▶ **Data extract**:
#####

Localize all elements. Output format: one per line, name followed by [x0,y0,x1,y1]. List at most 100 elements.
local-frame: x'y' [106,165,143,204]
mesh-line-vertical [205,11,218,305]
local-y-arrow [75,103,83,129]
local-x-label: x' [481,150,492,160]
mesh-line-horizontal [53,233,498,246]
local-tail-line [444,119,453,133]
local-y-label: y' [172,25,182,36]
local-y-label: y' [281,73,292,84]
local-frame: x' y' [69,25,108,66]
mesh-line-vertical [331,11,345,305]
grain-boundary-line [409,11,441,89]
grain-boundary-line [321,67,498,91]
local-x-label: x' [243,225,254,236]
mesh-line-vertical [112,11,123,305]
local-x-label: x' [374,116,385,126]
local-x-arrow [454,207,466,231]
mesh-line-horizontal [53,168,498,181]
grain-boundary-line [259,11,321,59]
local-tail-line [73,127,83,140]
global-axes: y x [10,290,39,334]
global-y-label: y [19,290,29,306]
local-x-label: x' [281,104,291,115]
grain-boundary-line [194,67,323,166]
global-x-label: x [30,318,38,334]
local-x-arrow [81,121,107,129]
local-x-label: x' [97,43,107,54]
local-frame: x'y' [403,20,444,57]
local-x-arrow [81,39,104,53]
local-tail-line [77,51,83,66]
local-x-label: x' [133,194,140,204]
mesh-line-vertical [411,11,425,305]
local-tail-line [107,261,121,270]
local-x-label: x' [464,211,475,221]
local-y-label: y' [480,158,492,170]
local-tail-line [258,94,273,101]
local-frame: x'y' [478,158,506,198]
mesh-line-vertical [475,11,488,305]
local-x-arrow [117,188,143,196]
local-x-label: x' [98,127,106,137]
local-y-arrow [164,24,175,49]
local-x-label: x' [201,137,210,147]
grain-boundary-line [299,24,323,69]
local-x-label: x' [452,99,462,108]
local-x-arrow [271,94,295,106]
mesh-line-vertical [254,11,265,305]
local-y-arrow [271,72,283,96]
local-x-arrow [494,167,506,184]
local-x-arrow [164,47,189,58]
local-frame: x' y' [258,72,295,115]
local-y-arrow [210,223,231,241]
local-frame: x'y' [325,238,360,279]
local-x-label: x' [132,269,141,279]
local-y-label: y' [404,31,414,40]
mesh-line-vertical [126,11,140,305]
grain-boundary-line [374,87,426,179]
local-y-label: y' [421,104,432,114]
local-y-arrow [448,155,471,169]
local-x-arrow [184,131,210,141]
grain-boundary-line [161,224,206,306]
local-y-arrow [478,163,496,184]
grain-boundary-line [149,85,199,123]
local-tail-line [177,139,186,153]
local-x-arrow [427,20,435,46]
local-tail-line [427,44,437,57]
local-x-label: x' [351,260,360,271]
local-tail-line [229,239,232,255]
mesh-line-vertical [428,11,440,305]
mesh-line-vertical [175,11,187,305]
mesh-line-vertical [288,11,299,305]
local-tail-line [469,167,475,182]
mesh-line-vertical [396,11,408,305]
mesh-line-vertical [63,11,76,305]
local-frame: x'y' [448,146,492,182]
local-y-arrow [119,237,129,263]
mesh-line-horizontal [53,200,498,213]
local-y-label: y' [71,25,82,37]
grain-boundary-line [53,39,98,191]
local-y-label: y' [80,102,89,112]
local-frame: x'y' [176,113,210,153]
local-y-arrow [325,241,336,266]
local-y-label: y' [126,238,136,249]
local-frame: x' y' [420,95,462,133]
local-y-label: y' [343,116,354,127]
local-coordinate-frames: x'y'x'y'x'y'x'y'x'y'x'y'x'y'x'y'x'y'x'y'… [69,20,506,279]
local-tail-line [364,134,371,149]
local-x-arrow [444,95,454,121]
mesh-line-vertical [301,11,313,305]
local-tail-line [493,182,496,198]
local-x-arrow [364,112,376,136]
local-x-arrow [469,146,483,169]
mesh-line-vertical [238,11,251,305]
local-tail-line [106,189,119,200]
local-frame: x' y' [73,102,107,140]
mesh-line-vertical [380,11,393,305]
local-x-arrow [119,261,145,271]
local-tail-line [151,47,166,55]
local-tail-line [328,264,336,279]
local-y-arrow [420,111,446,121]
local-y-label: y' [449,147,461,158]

#####

▶ **Stated problem**:
Write out all the entries above again, putting "local-arrow-tail" wherever "local-tail-line" appears and leaving everything else as it is.

▶ **Exercise response**:
Localize all elements. Output format: one per line, name followed by [x0,y0,x1,y1]. List at most 100 elements.
local-frame: x'y' [106,165,143,204]
mesh-line-vertical [205,11,218,305]
local-y-arrow [75,103,83,129]
local-x-label: x' [481,150,492,160]
mesh-line-horizontal [53,233,498,246]
local-arrow-tail [444,119,453,133]
local-y-label: y' [172,25,182,36]
local-y-label: y' [281,73,292,84]
local-frame: x' y' [69,25,108,66]
mesh-line-vertical [331,11,345,305]
grain-boundary-line [409,11,441,89]
grain-boundary-line [321,67,498,91]
local-x-label: x' [243,225,254,236]
mesh-line-vertical [112,11,123,305]
local-x-label: x' [374,116,385,126]
local-x-arrow [454,207,466,231]
mesh-line-horizontal [53,168,498,181]
grain-boundary-line [259,11,321,59]
local-arrow-tail [73,127,83,140]
global-axes: y x [10,290,39,334]
global-y-label: y [19,290,29,306]
local-x-label: x' [281,104,291,115]
grain-boundary-line [194,67,323,166]
global-x-label: x [30,318,38,334]
local-x-arrow [81,121,107,129]
local-x-label: x' [97,43,107,54]
local-frame: x'y' [403,20,444,57]
local-x-arrow [81,39,104,53]
local-arrow-tail [77,51,83,66]
local-x-label: x' [133,194,140,204]
mesh-line-vertical [411,11,425,305]
local-arrow-tail [107,261,121,270]
local-x-label: x' [464,211,475,221]
local-y-label: y' [480,158,492,170]
local-arrow-tail [258,94,273,101]
local-frame: x'y' [478,158,506,198]
mesh-line-vertical [475,11,488,305]
local-x-arrow [117,188,143,196]
local-x-label: x' [98,127,106,137]
local-y-arrow [164,24,175,49]
local-x-label: x' [201,137,210,147]
grain-boundary-line [299,24,323,69]
local-x-label: x' [452,99,462,108]
local-x-arrow [271,94,295,106]
mesh-line-vertical [254,11,265,305]
local-y-arrow [271,72,283,96]
local-x-arrow [494,167,506,184]
local-x-arrow [164,47,189,58]
local-frame: x' y' [258,72,295,115]
local-y-arrow [210,223,231,241]
local-frame: x'y' [325,238,360,279]
local-x-label: x' [132,269,141,279]
local-y-label: y' [404,31,414,40]
mesh-line-vertical [126,11,140,305]
grain-boundary-line [374,87,426,179]
local-y-label: y' [421,104,432,114]
local-y-arrow [448,155,471,169]
local-x-arrow [184,131,210,141]
grain-boundary-line [161,224,206,306]
local-y-arrow [478,163,496,184]
grain-boundary-line [149,85,199,123]
local-arrow-tail [177,139,186,153]
local-x-arrow [427,20,435,46]
local-arrow-tail [427,44,437,57]
local-x-label: x' [351,260,360,271]
local-arrow-tail [229,239,232,255]
mesh-line-vertical [428,11,440,305]
mesh-line-vertical [175,11,187,305]
mesh-line-vertical [288,11,299,305]
local-arrow-tail [469,167,475,182]
mesh-line-vertical [396,11,408,305]
mesh-line-vertical [63,11,76,305]
local-frame: x'y' [448,146,492,182]
local-y-arrow [119,237,129,263]
mesh-line-horizontal [53,200,498,213]
local-y-label: y' [71,25,82,37]
grain-boundary-line [53,39,98,191]
local-y-label: y' [80,102,89,112]
local-frame: x'y' [176,113,210,153]
local-y-arrow [325,241,336,266]
local-y-label: y' [126,238,136,249]
local-frame: x' y' [420,95,462,133]
local-y-label: y' [343,116,354,127]
local-coordinate-frames: x'y'x'y'x'y'x'y'x'y'x'y'x'y'x'y'x'y'x'y'… [69,20,506,279]
local-arrow-tail [364,134,371,149]
local-x-arrow [444,95,454,121]
mesh-line-vertical [301,11,313,305]
local-arrow-tail [493,182,496,198]
local-x-arrow [364,112,376,136]
local-x-arrow [469,146,483,169]
mesh-line-vertical [238,11,251,305]
local-arrow-tail [106,189,119,200]
local-frame: x' y' [73,102,107,140]
mesh-line-vertical [380,11,393,305]
local-x-arrow [119,261,145,271]
local-arrow-tail [151,47,166,55]
local-arrow-tail [328,264,336,279]
local-y-arrow [420,111,446,121]
local-y-label: y' [449,147,461,158]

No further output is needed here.